_TASK BRIEF_
Reproduce each line bearing the word "panel".

>> Start MATERIAL FOR THIS EXERCISE

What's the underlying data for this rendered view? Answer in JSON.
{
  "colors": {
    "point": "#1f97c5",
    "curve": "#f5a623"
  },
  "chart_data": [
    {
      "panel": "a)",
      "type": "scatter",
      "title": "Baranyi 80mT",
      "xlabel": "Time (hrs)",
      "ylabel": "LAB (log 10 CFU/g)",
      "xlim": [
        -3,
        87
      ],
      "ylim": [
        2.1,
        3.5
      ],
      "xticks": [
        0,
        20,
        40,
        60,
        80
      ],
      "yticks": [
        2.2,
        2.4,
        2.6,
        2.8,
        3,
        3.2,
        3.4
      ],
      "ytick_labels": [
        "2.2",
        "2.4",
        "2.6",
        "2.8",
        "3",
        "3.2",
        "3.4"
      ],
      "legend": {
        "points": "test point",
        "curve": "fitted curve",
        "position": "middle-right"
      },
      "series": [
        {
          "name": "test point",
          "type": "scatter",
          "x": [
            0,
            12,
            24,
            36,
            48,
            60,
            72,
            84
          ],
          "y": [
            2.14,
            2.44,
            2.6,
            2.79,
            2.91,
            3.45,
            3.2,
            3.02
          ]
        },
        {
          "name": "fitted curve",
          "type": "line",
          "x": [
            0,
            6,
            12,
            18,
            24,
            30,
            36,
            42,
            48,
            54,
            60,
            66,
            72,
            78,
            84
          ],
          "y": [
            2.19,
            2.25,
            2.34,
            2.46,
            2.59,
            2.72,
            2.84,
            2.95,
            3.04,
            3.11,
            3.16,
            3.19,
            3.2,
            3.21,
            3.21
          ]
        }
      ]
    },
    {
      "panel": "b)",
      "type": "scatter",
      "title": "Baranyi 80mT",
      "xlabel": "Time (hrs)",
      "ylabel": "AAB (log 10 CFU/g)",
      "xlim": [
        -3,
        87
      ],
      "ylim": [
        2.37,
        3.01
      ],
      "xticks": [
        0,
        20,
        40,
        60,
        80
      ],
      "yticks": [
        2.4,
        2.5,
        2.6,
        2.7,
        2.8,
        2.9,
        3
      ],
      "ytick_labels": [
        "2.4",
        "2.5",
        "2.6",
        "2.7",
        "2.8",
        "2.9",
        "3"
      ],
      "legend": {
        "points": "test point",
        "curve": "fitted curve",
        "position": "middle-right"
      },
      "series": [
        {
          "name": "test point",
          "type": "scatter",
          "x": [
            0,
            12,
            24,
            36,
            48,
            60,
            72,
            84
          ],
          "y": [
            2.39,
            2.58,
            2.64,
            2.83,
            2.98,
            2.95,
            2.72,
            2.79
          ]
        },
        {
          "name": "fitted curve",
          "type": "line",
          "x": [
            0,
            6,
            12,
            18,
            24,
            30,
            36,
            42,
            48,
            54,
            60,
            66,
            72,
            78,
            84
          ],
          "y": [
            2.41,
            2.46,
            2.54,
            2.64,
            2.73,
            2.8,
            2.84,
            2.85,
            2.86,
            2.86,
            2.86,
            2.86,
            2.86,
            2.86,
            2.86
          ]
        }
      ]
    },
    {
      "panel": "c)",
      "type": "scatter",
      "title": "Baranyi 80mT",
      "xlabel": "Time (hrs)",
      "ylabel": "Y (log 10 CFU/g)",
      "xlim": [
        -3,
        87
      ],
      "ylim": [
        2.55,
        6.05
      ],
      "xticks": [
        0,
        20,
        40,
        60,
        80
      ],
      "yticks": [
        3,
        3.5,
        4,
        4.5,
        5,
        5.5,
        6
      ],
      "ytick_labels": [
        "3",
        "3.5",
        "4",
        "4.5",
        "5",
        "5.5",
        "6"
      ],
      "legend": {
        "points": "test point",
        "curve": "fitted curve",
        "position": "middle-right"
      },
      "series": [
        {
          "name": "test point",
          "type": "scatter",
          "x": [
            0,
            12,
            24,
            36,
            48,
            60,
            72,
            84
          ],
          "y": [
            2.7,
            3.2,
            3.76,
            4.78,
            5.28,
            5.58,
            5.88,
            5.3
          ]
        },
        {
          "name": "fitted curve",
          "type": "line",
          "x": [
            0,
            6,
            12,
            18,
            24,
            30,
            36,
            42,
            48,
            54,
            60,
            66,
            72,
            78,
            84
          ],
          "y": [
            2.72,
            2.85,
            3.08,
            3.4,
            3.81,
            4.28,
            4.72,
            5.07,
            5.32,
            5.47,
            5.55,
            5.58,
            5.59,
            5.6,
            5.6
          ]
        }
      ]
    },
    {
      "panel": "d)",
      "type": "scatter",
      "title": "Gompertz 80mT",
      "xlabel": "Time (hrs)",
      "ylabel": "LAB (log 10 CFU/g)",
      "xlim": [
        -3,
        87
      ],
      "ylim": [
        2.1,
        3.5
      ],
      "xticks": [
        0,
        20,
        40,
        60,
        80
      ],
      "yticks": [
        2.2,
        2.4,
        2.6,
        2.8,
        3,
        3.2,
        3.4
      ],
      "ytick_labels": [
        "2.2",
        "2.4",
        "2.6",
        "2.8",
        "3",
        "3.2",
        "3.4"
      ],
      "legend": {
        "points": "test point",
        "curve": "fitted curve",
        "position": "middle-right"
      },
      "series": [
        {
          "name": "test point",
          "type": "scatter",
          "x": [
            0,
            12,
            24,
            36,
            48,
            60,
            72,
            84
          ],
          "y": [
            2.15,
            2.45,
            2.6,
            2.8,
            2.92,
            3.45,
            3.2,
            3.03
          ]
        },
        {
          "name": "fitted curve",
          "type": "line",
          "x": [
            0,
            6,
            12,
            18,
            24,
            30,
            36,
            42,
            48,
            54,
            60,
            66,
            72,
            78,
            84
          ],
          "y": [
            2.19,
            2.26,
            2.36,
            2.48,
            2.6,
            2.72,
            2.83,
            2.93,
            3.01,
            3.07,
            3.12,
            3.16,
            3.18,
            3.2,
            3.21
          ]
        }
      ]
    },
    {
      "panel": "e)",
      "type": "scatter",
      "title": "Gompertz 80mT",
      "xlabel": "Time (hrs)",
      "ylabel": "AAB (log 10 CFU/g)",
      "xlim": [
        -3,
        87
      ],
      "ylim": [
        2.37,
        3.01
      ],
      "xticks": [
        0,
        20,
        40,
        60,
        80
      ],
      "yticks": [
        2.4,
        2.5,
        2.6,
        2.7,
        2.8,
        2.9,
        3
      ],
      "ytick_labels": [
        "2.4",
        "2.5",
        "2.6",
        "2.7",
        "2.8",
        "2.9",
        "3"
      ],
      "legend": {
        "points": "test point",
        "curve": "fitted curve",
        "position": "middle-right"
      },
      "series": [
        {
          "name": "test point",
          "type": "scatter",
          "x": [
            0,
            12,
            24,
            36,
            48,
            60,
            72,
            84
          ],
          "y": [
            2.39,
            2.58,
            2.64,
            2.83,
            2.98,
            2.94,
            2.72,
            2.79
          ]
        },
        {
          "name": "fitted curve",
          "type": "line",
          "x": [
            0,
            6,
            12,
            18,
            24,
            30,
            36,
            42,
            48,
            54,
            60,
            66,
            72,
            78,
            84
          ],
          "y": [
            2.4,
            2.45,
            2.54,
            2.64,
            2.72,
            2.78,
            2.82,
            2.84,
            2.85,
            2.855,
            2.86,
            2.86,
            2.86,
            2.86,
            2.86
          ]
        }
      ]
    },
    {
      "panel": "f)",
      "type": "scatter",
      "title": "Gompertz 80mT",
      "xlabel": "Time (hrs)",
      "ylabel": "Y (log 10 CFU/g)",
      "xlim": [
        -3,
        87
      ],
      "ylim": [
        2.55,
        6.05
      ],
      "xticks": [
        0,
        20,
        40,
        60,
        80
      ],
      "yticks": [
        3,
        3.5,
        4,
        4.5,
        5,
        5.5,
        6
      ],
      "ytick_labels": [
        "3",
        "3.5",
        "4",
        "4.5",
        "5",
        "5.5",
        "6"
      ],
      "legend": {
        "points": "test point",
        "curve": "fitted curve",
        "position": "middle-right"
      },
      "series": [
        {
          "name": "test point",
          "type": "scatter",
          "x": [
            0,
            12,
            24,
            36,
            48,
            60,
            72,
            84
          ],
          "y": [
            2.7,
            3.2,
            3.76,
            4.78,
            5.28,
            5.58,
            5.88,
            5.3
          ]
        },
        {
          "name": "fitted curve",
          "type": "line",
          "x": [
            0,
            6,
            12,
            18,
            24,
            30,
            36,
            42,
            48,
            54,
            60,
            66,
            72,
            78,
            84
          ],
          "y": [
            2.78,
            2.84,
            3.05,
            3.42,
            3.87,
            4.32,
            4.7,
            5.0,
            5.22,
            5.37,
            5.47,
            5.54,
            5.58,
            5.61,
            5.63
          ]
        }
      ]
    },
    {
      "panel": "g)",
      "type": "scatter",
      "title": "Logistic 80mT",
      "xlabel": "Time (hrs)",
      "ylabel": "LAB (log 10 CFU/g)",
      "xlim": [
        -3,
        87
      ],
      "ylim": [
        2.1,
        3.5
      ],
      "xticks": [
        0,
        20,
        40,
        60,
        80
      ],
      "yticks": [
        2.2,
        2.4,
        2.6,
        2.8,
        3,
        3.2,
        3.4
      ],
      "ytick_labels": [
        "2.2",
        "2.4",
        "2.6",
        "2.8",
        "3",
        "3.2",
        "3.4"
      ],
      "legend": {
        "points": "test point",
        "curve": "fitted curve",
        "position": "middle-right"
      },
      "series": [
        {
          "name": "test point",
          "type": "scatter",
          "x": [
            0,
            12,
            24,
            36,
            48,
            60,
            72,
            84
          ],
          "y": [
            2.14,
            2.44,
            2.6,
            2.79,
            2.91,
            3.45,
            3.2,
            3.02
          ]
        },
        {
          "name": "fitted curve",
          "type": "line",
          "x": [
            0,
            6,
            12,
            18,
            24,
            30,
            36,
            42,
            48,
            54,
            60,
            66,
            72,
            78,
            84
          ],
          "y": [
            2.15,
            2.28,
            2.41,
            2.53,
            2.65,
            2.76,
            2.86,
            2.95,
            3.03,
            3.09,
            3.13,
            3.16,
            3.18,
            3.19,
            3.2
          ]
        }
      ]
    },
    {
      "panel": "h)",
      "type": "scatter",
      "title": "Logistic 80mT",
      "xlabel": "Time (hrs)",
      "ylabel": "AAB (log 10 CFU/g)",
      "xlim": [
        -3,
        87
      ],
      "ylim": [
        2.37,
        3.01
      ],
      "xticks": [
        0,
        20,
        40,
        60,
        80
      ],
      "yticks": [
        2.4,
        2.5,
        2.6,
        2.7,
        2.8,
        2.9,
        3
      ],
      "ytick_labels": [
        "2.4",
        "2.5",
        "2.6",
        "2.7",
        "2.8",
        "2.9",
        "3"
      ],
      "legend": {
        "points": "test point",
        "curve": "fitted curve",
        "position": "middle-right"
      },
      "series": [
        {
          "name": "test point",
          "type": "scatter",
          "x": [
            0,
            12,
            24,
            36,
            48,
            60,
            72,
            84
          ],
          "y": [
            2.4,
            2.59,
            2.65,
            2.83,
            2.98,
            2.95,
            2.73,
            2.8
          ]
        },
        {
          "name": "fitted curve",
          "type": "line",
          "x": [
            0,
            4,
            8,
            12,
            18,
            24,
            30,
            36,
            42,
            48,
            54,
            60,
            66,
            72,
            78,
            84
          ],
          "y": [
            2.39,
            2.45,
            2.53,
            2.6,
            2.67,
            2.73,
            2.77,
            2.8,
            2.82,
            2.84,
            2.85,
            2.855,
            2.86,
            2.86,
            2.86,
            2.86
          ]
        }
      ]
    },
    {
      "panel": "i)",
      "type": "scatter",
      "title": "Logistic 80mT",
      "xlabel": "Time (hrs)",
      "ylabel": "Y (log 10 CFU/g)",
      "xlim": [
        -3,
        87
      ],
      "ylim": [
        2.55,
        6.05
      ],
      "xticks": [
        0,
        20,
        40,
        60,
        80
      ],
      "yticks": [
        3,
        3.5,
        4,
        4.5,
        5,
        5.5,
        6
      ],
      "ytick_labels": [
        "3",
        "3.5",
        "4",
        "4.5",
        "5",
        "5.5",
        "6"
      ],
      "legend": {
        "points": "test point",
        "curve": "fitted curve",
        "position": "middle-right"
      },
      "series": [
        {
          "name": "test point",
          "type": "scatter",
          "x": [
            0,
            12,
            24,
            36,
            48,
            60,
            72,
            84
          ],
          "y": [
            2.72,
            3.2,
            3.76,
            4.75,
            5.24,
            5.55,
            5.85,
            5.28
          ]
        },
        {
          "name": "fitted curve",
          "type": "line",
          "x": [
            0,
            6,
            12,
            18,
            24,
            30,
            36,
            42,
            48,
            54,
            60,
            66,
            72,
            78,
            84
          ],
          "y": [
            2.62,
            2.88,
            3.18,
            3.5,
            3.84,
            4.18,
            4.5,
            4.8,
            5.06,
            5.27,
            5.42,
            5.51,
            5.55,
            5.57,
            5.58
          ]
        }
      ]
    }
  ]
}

>> End MATERIAL FOR THIS EXERCISE

_COMPLETE ANSWER_
      "panel": "a)",
      "panel": "b)",
      "panel": "c)",
      "panel": "d)",
      "panel": "e)",
      "panel": "f)",
      "panel": "g)",
      "panel": "h)",
      "panel": "i)",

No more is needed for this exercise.